Collected data entries
_ _ _ _ _
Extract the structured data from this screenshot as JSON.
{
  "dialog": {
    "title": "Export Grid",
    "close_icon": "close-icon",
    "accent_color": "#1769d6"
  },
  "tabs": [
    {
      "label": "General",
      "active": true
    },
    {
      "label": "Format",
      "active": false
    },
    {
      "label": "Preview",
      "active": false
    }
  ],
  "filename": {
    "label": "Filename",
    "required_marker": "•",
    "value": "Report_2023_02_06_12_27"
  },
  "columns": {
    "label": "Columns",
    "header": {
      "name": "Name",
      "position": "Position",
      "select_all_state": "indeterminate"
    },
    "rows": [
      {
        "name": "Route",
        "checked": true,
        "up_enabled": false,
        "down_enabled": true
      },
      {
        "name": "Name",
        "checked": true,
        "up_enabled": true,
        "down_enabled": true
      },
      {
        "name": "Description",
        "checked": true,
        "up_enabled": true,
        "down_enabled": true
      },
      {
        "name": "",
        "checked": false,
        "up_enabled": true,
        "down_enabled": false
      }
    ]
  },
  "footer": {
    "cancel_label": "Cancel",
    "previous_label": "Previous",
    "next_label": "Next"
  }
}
_ _ _ _ _
Work required: Recopy the whole listing exactly.

Answer for the task:
Extract the structured data from this screenshot as JSON.
{
  "dialog": {
    "title": "Export Grid",
    "close_icon": "close-icon",
    "accent_color": "#1769d6"
  },
  "tabs": [
    {
      "label": "General",
      "active": true
    },
    {
      "label": "Format",
      "active": false
    },
    {
      "label": "Preview",
      "active": false
    }
  ],
  "filename": {
    "label": "Filename",
    "required_marker": "•",
    "value": "Report_2023_02_06_12_27"
  },
  "columns": {
    "label": "Columns",
    "header": {
      "name": "Name",
      "position": "Position",
      "select_all_state": "indeterminate"
    },
    "rows": [
      {
        "name": "Route",
        "checked": true,
        "up_enabled": false,
        "down_enabled": true
      },
      {
        "name": "Name",
        "checked": true,
        "up_enabled": true,
        "down_enabled": true
      },
      {
        "name": "Description",
        "checked": true,
        "up_enabled": true,
        "down_enabled": true
      },
      {
        "name": "",
        "checked": false,
        "up_enabled": true,
        "down_enabled": false
      }
    ]
  },
  "footer": {
    "cancel_label": "Cancel",
    "previous_label": "Previous",
    "next_label": "Next"
  }
}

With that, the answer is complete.